Given exercise
Leaving out every picture, quote the data below exactly as it appears.

-------------------------

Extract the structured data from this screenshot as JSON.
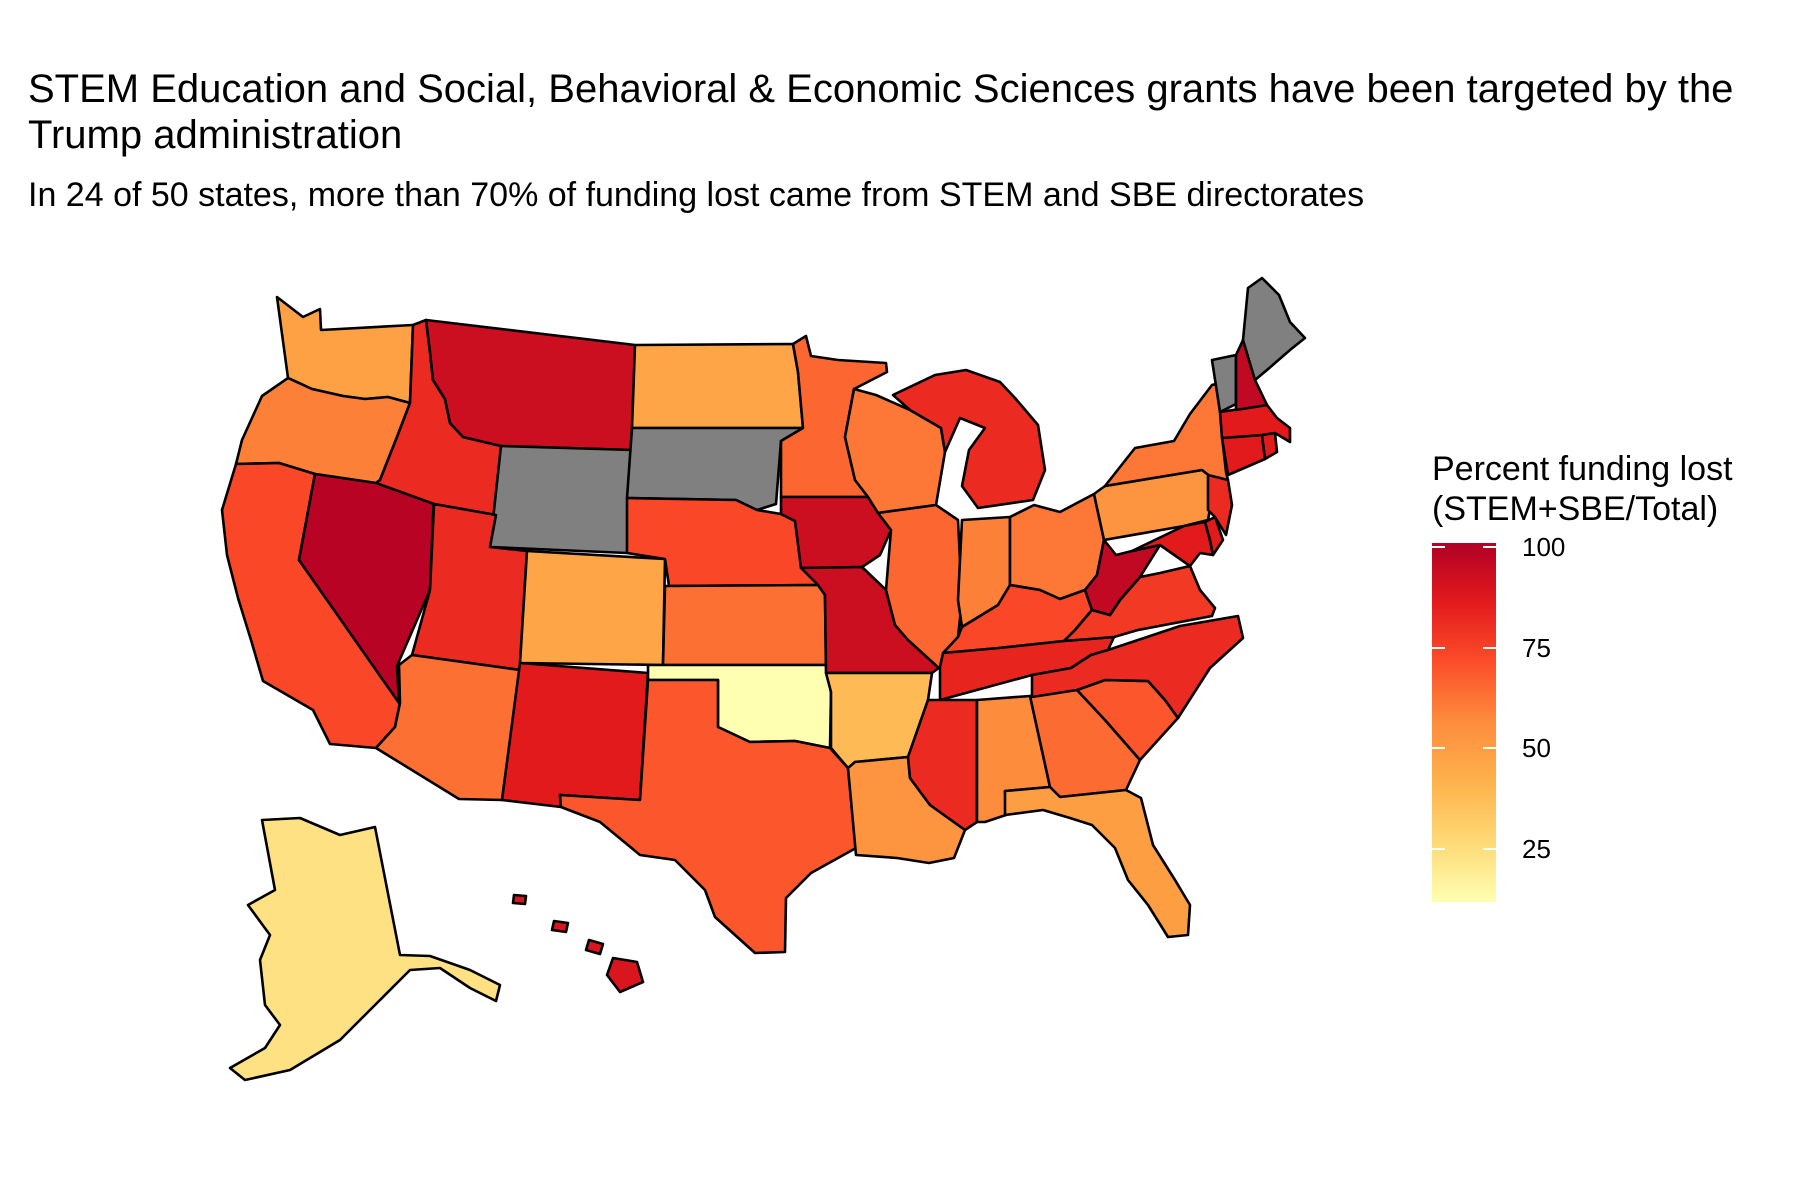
{
  "title_lines": [
    "STEM Education and Social, Behavioral & Economic Sciences grants have been targeted by the",
    "Trump administration"
  ],
  "subtitle": "In 24 of 50 states, more than 70% of funding lost came from STEM and SBE directorates",
  "legend": {
    "title_line1": "Percent funding lost",
    "title_line2": "(STEM+SBE/Total)",
    "ticks": [
      "100",
      "75",
      "50",
      "25"
    ],
    "range": [
      10,
      100
    ],
    "colors": [
      "#ffffb2",
      "#fed976",
      "#feb24c",
      "#fd8d3c",
      "#fc4e2a",
      "#e31a1c",
      "#b10026"
    ]
  },
  "missing_color": "#808080",
  "chart_data": {
    "type": "choropleth",
    "title": "STEM Education and Social, Behavioral & Economic Sciences grants have been targeted by the Trump administration",
    "subtitle": "In 24 of 50 states, more than 70% of funding lost came from STEM and SBE directorates",
    "legend_title": "Percent funding lost (STEM+SBE/Total)",
    "scale": {
      "min": 10,
      "max": 100,
      "ticks": [
        25,
        50,
        75,
        100
      ]
    },
    "values": {
      "WA": 47,
      "OR": 58,
      "CA": 72,
      "NV": 98,
      "ID": 80,
      "MT": 92,
      "WY": null,
      "UT": 80,
      "AZ": 62,
      "CO": 45,
      "NM": 85,
      "ND": 45,
      "SD": null,
      "NE": 72,
      "KS": 62,
      "OK": 10,
      "TX": 68,
      "MN": 64,
      "IA": 92,
      "MO": 92,
      "AR": 37,
      "LA": 52,
      "WI": 60,
      "IL": 64,
      "MI": 80,
      "IN": 58,
      "OH": 60,
      "KY": 72,
      "TN": 82,
      "MS": 80,
      "AL": 55,
      "GA": 63,
      "FL": 48,
      "SC": 68,
      "NC": 80,
      "VA": 76,
      "WV": 95,
      "MD": 85,
      "DE": 85,
      "NJ": 80,
      "PA": 52,
      "NY": 60,
      "CT": 85,
      "RI": 85,
      "MA": 85,
      "VT": null,
      "NH": 95,
      "ME": null,
      "AK": 22,
      "HI": 88
    }
  }
}
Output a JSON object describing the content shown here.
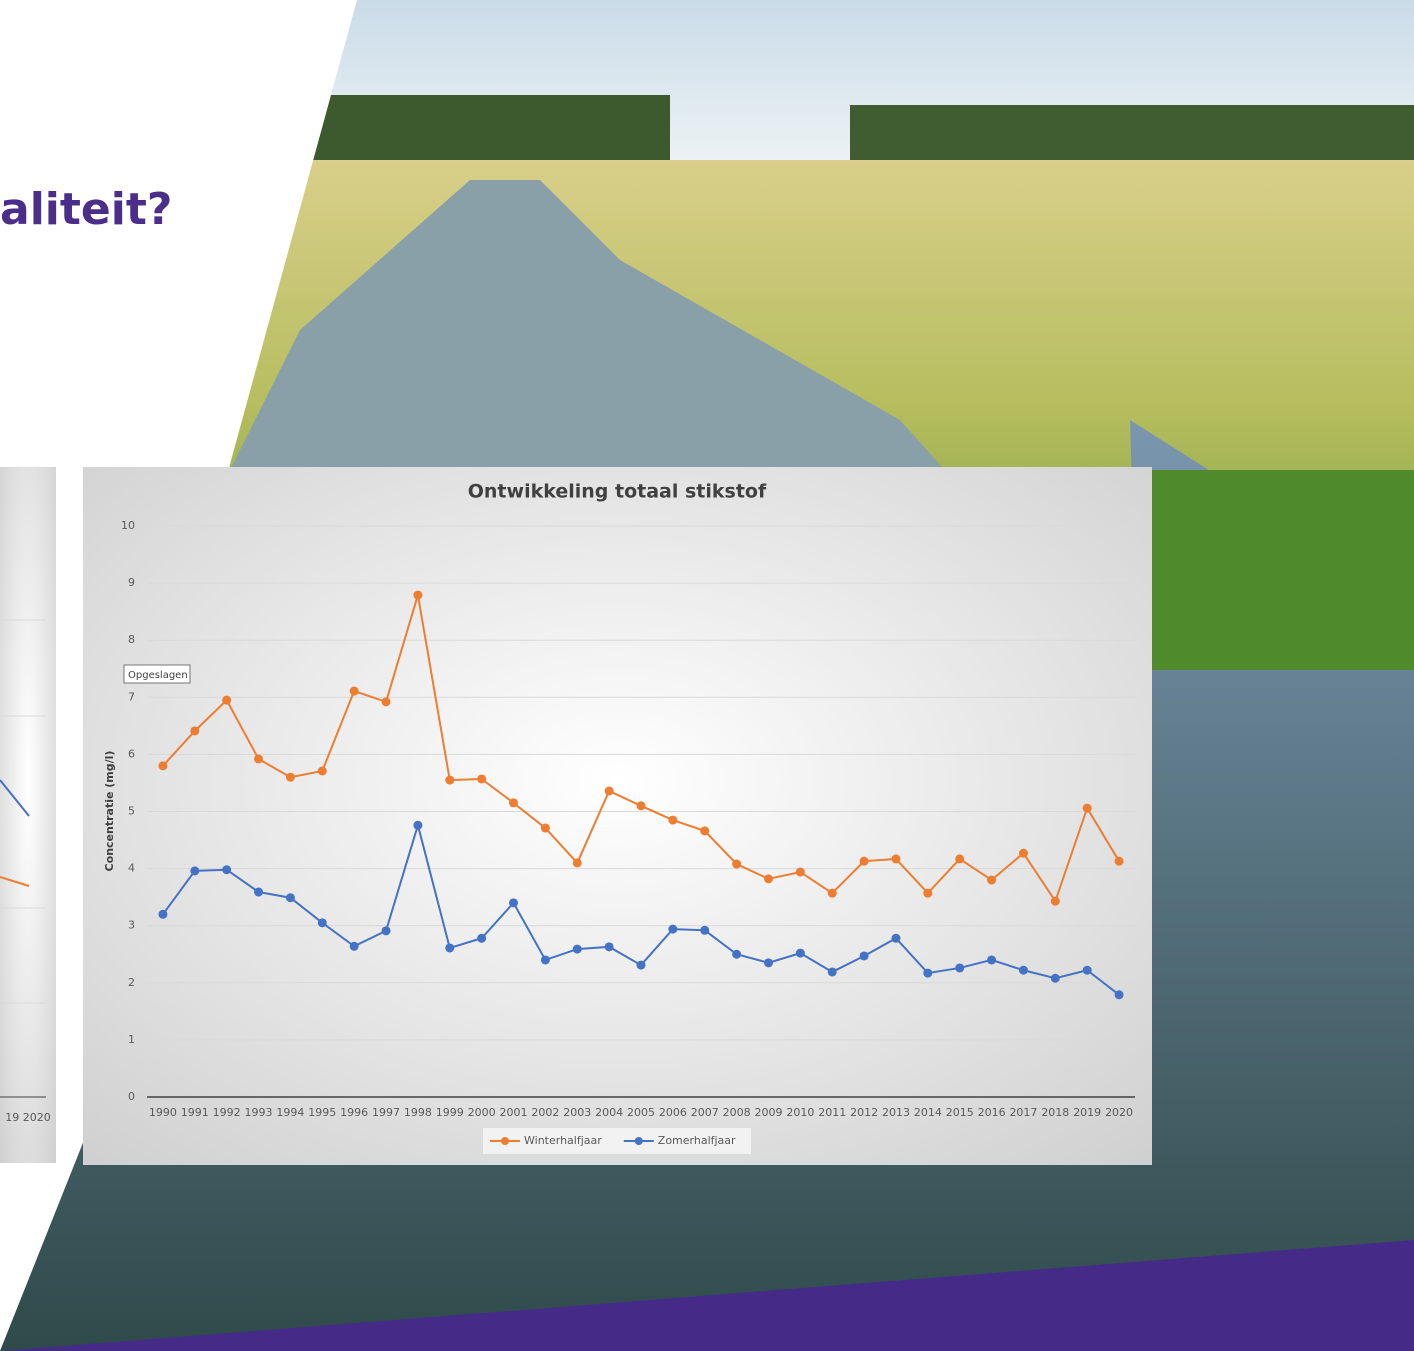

-------------------------

Task response
Extract the structured data from this screenshot as JSON.
{
  "title_lines": [
    "STEM Education and Social, Behavioral & Economic Sciences grants have been targeted by the",
    "Trump administration"
  ],
  "subtitle": "In 24 of 50 states, more than 70% of funding lost came from STEM and SBE directorates",
  "legend": {
    "title_line1": "Percent funding lost",
    "title_line2": "(STEM+SBE/Total)",
    "ticks": [
      "100",
      "75",
      "50",
      "25"
    ],
    "range": [
      10,
      100
    ],
    "colors": [
      "#ffffb2",
      "#fed976",
      "#feb24c",
      "#fd8d3c",
      "#fc4e2a",
      "#e31a1c",
      "#b10026"
    ]
  },
  "missing_color": "#808080",
  "chart_data": {
    "type": "choropleth",
    "title": "STEM Education and Social, Behavioral & Economic Sciences grants have been targeted by the Trump administration",
    "subtitle": "In 24 of 50 states, more than 70% of funding lost came from STEM and SBE directorates",
    "legend_title": "Percent funding lost (STEM+SBE/Total)",
    "scale": {
      "min": 10,
      "max": 100,
      "ticks": [
        25,
        50,
        75,
        100
      ]
    },
    "values": {
      "WA": 47,
      "OR": 58,
      "CA": 72,
      "NV": 98,
      "ID": 80,
      "MT": 92,
      "WY": null,
      "UT": 80,
      "AZ": 62,
      "CO": 45,
      "NM": 85,
      "ND": 45,
      "SD": null,
      "NE": 72,
      "KS": 62,
      "OK": 10,
      "TX": 68,
      "MN": 64,
      "IA": 92,
      "MO": 92,
      "AR": 37,
      "LA": 52,
      "WI": 60,
      "IL": 64,
      "MI": 80,
      "IN": 58,
      "OH": 60,
      "KY": 72,
      "TN": 82,
      "MS": 80,
      "AL": 55,
      "GA": 63,
      "FL": 48,
      "SC": 68,
      "NC": 80,
      "VA": 76,
      "WV": 95,
      "MD": 85,
      "DE": 85,
      "NJ": 80,
      "PA": 52,
      "NY": 60,
      "CT": 85,
      "RI": 85,
      "MA": 85,
      "VT": null,
      "NH": 95,
      "ME": null,
      "AK": 22,
      "HI": 88
    }
  }
}
Output a JSON object describing the content shown here.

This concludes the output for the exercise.